Your objective
Can the data below be set down again exactly, line for line?

------------------------

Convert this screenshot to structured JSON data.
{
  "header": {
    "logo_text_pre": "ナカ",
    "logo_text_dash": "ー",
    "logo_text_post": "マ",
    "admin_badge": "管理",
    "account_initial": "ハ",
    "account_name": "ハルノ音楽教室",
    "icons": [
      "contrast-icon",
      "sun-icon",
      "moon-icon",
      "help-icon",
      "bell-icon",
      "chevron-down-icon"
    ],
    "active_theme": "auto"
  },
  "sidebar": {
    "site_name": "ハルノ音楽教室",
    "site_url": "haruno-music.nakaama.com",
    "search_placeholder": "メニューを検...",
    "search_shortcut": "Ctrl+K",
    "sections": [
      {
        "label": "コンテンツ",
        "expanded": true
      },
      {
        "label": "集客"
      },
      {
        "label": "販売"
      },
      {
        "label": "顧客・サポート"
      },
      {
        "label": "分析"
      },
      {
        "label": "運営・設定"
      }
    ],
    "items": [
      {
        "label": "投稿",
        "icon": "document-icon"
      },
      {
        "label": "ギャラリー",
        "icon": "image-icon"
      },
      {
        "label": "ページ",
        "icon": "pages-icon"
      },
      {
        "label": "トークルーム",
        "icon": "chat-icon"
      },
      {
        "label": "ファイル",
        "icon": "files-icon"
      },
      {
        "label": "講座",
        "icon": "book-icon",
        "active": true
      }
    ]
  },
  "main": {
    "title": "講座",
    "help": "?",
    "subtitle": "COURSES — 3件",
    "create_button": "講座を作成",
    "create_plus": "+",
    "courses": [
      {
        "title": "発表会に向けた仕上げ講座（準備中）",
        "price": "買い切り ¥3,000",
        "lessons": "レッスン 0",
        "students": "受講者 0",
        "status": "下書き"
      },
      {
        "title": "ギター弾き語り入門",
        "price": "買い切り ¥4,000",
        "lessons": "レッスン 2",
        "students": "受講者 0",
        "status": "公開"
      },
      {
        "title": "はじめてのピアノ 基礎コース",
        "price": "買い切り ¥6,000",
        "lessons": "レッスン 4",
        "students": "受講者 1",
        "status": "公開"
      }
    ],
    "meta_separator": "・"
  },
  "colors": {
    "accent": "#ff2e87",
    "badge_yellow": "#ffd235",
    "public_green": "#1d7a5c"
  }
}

------------------------

Complete output
Convert this screenshot to structured JSON data.
{
  "header": {
    "logo_text_pre": "ナカ",
    "logo_text_dash": "ー",
    "logo_text_post": "マ",
    "admin_badge": "管理",
    "account_initial": "ハ",
    "account_name": "ハルノ音楽教室",
    "icons": [
      "contrast-icon",
      "sun-icon",
      "moon-icon",
      "help-icon",
      "bell-icon",
      "chevron-down-icon"
    ],
    "active_theme": "auto"
  },
  "sidebar": {
    "site_name": "ハルノ音楽教室",
    "site_url": "haruno-music.nakaama.com",
    "search_placeholder": "メニューを検...",
    "search_shortcut": "Ctrl+K",
    "sections": [
      {
        "label": "コンテンツ",
        "expanded": true
      },
      {
        "label": "集客"
      },
      {
        "label": "販売"
      },
      {
        "label": "顧客・サポート"
      },
      {
        "label": "分析"
      },
      {
        "label": "運営・設定"
      }
    ],
    "items": [
      {
        "label": "投稿",
        "icon": "document-icon"
      },
      {
        "label": "ギャラリー",
        "icon": "image-icon"
      },
      {
        "label": "ページ",
        "icon": "pages-icon"
      },
      {
        "label": "トークルーム",
        "icon": "chat-icon"
      },
      {
        "label": "ファイル",
        "icon": "files-icon"
      },
      {
        "label": "講座",
        "icon": "book-icon",
        "active": true
      }
    ]
  },
  "main": {
    "title": "講座",
    "help": "?",
    "subtitle": "COURSES — 3件",
    "create_button": "講座を作成",
    "create_plus": "+",
    "courses": [
      {
        "title": "発表会に向けた仕上げ講座（準備中）",
        "price": "買い切り ¥3,000",
        "lessons": "レッスン 0",
        "students": "受講者 0",
        "status": "下書き"
      },
      {
        "title": "ギター弾き語り入門",
        "price": "買い切り ¥4,000",
        "lessons": "レッスン 2",
        "students": "受講者 0",
        "status": "公開"
      },
      {
        "title": "はじめてのピアノ 基礎コース",
        "price": "買い切り ¥6,000",
        "lessons": "レッスン 4",
        "students": "受講者 1",
        "status": "公開"
      }
    ],
    "meta_separator": "・"
  },
  "colors": {
    "accent": "#ff2e87",
    "badge_yellow": "#ffd235",
    "public_green": "#1d7a5c"
  }
}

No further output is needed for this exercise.